[start]

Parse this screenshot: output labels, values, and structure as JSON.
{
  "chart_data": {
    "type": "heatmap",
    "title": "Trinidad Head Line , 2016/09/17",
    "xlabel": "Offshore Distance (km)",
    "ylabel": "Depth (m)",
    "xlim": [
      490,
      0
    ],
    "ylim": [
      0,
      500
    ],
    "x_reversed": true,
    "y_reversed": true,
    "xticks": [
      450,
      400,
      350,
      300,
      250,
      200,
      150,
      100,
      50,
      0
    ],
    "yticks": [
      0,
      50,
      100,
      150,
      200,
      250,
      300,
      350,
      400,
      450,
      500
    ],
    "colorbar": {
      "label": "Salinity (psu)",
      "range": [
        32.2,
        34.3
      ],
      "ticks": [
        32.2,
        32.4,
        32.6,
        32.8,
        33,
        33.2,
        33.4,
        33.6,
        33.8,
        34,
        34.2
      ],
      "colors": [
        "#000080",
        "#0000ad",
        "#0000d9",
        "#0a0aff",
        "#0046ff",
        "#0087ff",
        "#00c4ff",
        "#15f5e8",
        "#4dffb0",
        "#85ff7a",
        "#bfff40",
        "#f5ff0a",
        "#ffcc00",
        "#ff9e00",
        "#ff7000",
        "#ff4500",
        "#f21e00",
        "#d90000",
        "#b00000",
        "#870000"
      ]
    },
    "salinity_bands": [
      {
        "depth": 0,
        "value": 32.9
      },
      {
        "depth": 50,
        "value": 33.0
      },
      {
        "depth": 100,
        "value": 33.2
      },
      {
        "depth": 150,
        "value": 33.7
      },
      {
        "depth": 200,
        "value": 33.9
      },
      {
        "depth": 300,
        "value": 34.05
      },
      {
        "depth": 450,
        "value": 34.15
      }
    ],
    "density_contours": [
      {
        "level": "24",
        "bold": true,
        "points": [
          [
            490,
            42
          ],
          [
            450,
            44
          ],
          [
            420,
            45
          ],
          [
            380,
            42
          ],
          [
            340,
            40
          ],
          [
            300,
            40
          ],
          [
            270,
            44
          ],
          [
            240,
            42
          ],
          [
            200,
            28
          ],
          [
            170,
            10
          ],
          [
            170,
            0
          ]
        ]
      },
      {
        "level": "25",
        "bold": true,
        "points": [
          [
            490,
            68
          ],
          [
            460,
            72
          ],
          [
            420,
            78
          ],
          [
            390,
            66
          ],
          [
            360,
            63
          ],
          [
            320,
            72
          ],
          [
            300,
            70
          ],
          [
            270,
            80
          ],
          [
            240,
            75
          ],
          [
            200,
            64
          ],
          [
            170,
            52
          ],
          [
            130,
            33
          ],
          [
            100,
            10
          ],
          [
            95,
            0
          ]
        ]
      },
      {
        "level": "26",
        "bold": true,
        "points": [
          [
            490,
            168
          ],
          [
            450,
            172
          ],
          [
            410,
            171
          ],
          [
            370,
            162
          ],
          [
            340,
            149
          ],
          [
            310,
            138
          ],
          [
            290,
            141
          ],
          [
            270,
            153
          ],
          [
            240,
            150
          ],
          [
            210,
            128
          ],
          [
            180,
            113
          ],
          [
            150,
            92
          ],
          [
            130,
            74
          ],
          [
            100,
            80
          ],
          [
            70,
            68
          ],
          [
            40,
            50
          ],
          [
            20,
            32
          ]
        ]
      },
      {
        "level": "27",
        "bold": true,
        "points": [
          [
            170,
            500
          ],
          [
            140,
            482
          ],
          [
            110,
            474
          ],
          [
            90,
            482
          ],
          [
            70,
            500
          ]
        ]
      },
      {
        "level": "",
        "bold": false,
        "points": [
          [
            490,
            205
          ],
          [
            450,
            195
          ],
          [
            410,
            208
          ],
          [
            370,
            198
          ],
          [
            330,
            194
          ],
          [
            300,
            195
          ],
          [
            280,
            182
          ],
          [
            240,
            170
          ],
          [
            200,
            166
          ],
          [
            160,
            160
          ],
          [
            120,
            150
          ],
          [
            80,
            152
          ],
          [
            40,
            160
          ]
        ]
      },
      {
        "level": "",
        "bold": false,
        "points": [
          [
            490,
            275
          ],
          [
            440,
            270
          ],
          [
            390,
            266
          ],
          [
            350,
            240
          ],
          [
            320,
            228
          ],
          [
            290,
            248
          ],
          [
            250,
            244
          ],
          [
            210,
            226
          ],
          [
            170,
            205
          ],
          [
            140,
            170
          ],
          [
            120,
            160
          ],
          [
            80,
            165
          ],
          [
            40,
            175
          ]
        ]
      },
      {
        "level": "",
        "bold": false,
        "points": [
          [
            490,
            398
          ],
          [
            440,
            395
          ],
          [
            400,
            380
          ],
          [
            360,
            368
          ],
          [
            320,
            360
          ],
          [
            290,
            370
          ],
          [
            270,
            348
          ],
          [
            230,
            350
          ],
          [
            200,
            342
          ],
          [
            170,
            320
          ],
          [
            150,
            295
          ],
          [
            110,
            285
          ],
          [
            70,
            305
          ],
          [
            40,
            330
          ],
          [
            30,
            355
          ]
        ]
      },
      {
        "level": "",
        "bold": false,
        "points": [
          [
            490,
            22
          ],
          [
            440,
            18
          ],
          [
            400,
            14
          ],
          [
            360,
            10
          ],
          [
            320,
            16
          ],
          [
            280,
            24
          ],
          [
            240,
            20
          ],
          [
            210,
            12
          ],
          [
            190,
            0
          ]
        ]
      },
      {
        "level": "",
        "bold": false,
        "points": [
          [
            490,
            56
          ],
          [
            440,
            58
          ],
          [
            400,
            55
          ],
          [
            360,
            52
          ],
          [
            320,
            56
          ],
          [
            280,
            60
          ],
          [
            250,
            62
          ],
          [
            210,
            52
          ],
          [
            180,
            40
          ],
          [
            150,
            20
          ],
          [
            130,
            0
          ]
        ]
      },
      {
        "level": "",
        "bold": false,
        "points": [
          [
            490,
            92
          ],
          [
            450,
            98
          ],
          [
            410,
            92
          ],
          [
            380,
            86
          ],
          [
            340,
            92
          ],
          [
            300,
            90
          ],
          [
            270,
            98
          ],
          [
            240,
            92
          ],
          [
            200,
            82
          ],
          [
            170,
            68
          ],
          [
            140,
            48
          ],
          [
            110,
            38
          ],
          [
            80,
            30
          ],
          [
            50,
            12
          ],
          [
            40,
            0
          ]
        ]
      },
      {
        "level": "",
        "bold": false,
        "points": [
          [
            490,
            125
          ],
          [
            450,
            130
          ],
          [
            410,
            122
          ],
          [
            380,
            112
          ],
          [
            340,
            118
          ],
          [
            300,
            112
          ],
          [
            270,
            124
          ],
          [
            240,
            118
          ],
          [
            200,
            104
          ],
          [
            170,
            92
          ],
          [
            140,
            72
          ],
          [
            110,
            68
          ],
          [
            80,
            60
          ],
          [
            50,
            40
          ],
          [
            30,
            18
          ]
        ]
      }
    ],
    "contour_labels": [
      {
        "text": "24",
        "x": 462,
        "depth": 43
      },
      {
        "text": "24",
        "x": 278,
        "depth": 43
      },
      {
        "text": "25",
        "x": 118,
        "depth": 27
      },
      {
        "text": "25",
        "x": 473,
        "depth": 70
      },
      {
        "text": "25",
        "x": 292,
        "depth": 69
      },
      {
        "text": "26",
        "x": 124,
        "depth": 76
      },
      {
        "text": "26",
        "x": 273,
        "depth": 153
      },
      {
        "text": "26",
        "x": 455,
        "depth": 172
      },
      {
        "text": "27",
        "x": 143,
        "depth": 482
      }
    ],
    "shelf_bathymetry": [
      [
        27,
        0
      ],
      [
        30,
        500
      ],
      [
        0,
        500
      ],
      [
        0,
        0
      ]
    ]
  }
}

[end]

The task: Your task is to quote the listing above word for word.

Task answer:
Parse this screenshot: output labels, values, and structure as JSON.
{
  "chart_data": {
    "type": "heatmap",
    "title": "Trinidad Head Line , 2016/09/17",
    "xlabel": "Offshore Distance (km)",
    "ylabel": "Depth (m)",
    "xlim": [
      490,
      0
    ],
    "ylim": [
      0,
      500
    ],
    "x_reversed": true,
    "y_reversed": true,
    "xticks": [
      450,
      400,
      350,
      300,
      250,
      200,
      150,
      100,
      50,
      0
    ],
    "yticks": [
      0,
      50,
      100,
      150,
      200,
      250,
      300,
      350,
      400,
      450,
      500
    ],
    "colorbar": {
      "label": "Salinity (psu)",
      "range": [
        32.2,
        34.3
      ],
      "ticks": [
        32.2,
        32.4,
        32.6,
        32.8,
        33,
        33.2,
        33.4,
        33.6,
        33.8,
        34,
        34.2
      ],
      "colors": [
        "#000080",
        "#0000ad",
        "#0000d9",
        "#0a0aff",
        "#0046ff",
        "#0087ff",
        "#00c4ff",
        "#15f5e8",
        "#4dffb0",
        "#85ff7a",
        "#bfff40",
        "#f5ff0a",
        "#ffcc00",
        "#ff9e00",
        "#ff7000",
        "#ff4500",
        "#f21e00",
        "#d90000",
        "#b00000",
        "#870000"
      ]
    },
    "salinity_bands": [
      {
        "depth": 0,
        "value": 32.9
      },
      {
        "depth": 50,
        "value": 33.0
      },
      {
        "depth": 100,
        "value": 33.2
      },
      {
        "depth": 150,
        "value": 33.7
      },
      {
        "depth": 200,
        "value": 33.9
      },
      {
        "depth": 300,
        "value": 34.05
      },
      {
        "depth": 450,
        "value": 34.15
      }
    ],
    "density_contours": [
      {
        "level": "24",
        "bold": true,
        "points": [
          [
            490,
            42
          ],
          [
            450,
            44
          ],
          [
            420,
            45
          ],
          [
            380,
            42
          ],
          [
            340,
            40
          ],
          [
            300,
            40
          ],
          [
            270,
            44
          ],
          [
            240,
            42
          ],
          [
            200,
            28
          ],
          [
            170,
            10
          ],
          [
            170,
            0
          ]
        ]
      },
      {
        "level": "25",
        "bold": true,
        "points": [
          [
            490,
            68
          ],
          [
            460,
            72
          ],
          [
            420,
            78
          ],
          [
            390,
            66
          ],
          [
            360,
            63
          ],
          [
            320,
            72
          ],
          [
            300,
            70
          ],
          [
            270,
            80
          ],
          [
            240,
            75
          ],
          [
            200,
            64
          ],
          [
            170,
            52
          ],
          [
            130,
            33
          ],
          [
            100,
            10
          ],
          [
            95,
            0
          ]
        ]
      },
      {
        "level": "26",
        "bold": true,
        "points": [
          [
            490,
            168
          ],
          [
            450,
            172
          ],
          [
            410,
            171
          ],
          [
            370,
            162
          ],
          [
            340,
            149
          ],
          [
            310,
            138
          ],
          [
            290,
            141
          ],
          [
            270,
            153
          ],
          [
            240,
            150
          ],
          [
            210,
            128
          ],
          [
            180,
            113
          ],
          [
            150,
            92
          ],
          [
            130,
            74
          ],
          [
            100,
            80
          ],
          [
            70,
            68
          ],
          [
            40,
            50
          ],
          [
            20,
            32
          ]
        ]
      },
      {
        "level": "27",
        "bold": true,
        "points": [
          [
            170,
            500
          ],
          [
            140,
            482
          ],
          [
            110,
            474
          ],
          [
            90,
            482
          ],
          [
            70,
            500
          ]
        ]
      },
      {
        "level": "",
        "bold": false,
        "points": [
          [
            490,
            205
          ],
          [
            450,
            195
          ],
          [
            410,
            208
          ],
          [
            370,
            198
          ],
          [
            330,
            194
          ],
          [
            300,
            195
          ],
          [
            280,
            182
          ],
          [
            240,
            170
          ],
          [
            200,
            166
          ],
          [
            160,
            160
          ],
          [
            120,
            150
          ],
          [
            80,
            152
          ],
          [
            40,
            160
          ]
        ]
      },
      {
        "level": "",
        "bold": false,
        "points": [
          [
            490,
            275
          ],
          [
            440,
            270
          ],
          [
            390,
            266
          ],
          [
            350,
            240
          ],
          [
            320,
            228
          ],
          [
            290,
            248
          ],
          [
            250,
            244
          ],
          [
            210,
            226
          ],
          [
            170,
            205
          ],
          [
            140,
            170
          ],
          [
            120,
            160
          ],
          [
            80,
            165
          ],
          [
            40,
            175
          ]
        ]
      },
      {
        "level": "",
        "bold": false,
        "points": [
          [
            490,
            398
          ],
          [
            440,
            395
          ],
          [
            400,
            380
          ],
          [
            360,
            368
          ],
          [
            320,
            360
          ],
          [
            290,
            370
          ],
          [
            270,
            348
          ],
          [
            230,
            350
          ],
          [
            200,
            342
          ],
          [
            170,
            320
          ],
          [
            150,
            295
          ],
          [
            110,
            285
          ],
          [
            70,
            305
          ],
          [
            40,
            330
          ],
          [
            30,
            355
          ]
        ]
      },
      {
        "level": "",
        "bold": false,
        "points": [
          [
            490,
            22
          ],
          [
            440,
            18
          ],
          [
            400,
            14
          ],
          [
            360,
            10
          ],
          [
            320,
            16
          ],
          [
            280,
            24
          ],
          [
            240,
            20
          ],
          [
            210,
            12
          ],
          [
            190,
            0
          ]
        ]
      },
      {
        "level": "",
        "bold": false,
        "points": [
          [
            490,
            56
          ],
          [
            440,
            58
          ],
          [
            400,
            55
          ],
          [
            360,
            52
          ],
          [
            320,
            56
          ],
          [
            280,
            60
          ],
          [
            250,
            62
          ],
          [
            210,
            52
          ],
          [
            180,
            40
          ],
          [
            150,
            20
          ],
          [
            130,
            0
          ]
        ]
      },
      {
        "level": "",
        "bold": false,
        "points": [
          [
            490,
            92
          ],
          [
            450,
            98
          ],
          [
            410,
            92
          ],
          [
            380,
            86
          ],
          [
            340,
            92
          ],
          [
            300,
            90
          ],
          [
            270,
            98
          ],
          [
            240,
            92
          ],
          [
            200,
            82
          ],
          [
            170,
            68
          ],
          [
            140,
            48
          ],
          [
            110,
            38
          ],
          [
            80,
            30
          ],
          [
            50,
            12
          ],
          [
            40,
            0
          ]
        ]
      },
      {
        "level": "",
        "bold": false,
        "points": [
          [
            490,
            125
          ],
          [
            450,
            130
          ],
          [
            410,
            122
          ],
          [
            380,
            112
          ],
          [
            340,
            118
          ],
          [
            300,
            112
          ],
          [
            270,
            124
          ],
          [
            240,
            118
          ],
          [
            200,
            104
          ],
          [
            170,
            92
          ],
          [
            140,
            72
          ],
          [
            110,
            68
          ],
          [
            80,
            60
          ],
          [
            50,
            40
          ],
          [
            30,
            18
          ]
        ]
      }
    ],
    "contour_labels": [
      {
        "text": "24",
        "x": 462,
        "depth": 43
      },
      {
        "text": "24",
        "x": 278,
        "depth": 43
      },
      {
        "text": "25",
        "x": 118,
        "depth": 27
      },
      {
        "text": "25",
        "x": 473,
        "depth": 70
      },
      {
        "text": "25",
        "x": 292,
        "depth": 69
      },
      {
        "text": "26",
        "x": 124,
        "depth": 76
      },
      {
        "text": "26",
        "x": 273,
        "depth": 153
      },
      {
        "text": "26",
        "x": 455,
        "depth": 172
      },
      {
        "text": "27",
        "x": 143,
        "depth": 482
      }
    ],
    "shelf_bathymetry": [
      [
        27,
        0
      ],
      [
        30,
        500
      ],
      [
        0,
        500
      ],
      [
        0,
        0
      ]
    ]
  }
}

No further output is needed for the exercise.